(Dataset records on visual material)
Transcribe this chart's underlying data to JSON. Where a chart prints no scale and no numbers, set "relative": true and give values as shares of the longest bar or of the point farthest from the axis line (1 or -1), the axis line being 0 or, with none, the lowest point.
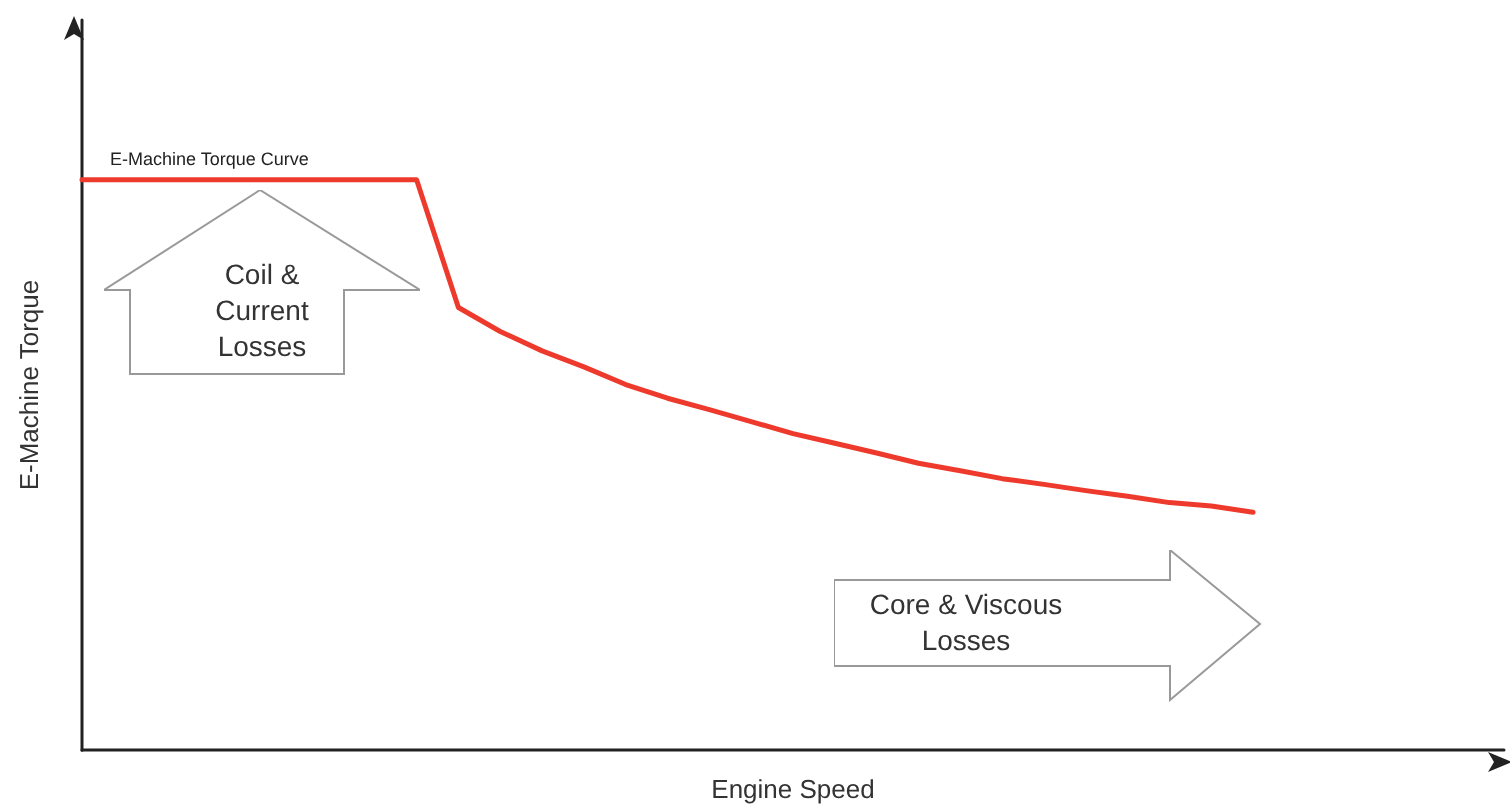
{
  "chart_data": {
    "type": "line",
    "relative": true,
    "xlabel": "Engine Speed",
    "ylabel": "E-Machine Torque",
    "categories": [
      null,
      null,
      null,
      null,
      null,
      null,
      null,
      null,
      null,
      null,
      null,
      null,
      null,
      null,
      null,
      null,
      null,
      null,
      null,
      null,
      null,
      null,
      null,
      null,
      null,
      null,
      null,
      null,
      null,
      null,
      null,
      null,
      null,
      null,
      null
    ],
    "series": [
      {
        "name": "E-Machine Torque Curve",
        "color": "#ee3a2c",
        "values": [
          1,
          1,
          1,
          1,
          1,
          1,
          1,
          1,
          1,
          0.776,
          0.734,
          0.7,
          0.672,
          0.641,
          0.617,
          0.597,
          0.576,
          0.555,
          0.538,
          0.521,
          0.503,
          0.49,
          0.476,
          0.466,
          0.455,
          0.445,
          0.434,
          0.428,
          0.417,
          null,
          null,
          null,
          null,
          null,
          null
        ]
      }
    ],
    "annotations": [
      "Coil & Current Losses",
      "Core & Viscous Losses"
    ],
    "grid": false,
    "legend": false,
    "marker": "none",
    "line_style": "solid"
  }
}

# Description of the task
Leave out the pictures and output every record above precisely as given.

# Expected answer
Transcribe this chart's underlying data to JSON. Where a chart prints no scale and no numbers, set "relative": true and give values as shares of the longest bar or of the point farthest from the axis line (1 or -1), the axis line being 0 or, with none, the lowest point.
{
  "chart_data": {
    "type": "line",
    "relative": true,
    "xlabel": "Engine Speed",
    "ylabel": "E-Machine Torque",
    "categories": [
      null,
      null,
      null,
      null,
      null,
      null,
      null,
      null,
      null,
      null,
      null,
      null,
      null,
      null,
      null,
      null,
      null,
      null,
      null,
      null,
      null,
      null,
      null,
      null,
      null,
      null,
      null,
      null,
      null,
      null,
      null,
      null,
      null,
      null,
      null
    ],
    "series": [
      {
        "name": "E-Machine Torque Curve",
        "color": "#ee3a2c",
        "values": [
          1,
          1,
          1,
          1,
          1,
          1,
          1,
          1,
          1,
          0.776,
          0.734,
          0.7,
          0.672,
          0.641,
          0.617,
          0.597,
          0.576,
          0.555,
          0.538,
          0.521,
          0.503,
          0.49,
          0.476,
          0.466,
          0.455,
          0.445,
          0.434,
          0.428,
          0.417,
          null,
          null,
          null,
          null,
          null,
          null
        ]
      }
    ],
    "annotations": [
      "Coil & Current Losses",
      "Core & Viscous Losses"
    ],
    "grid": false,
    "legend": false,
    "marker": "none",
    "line_style": "solid"
  }
}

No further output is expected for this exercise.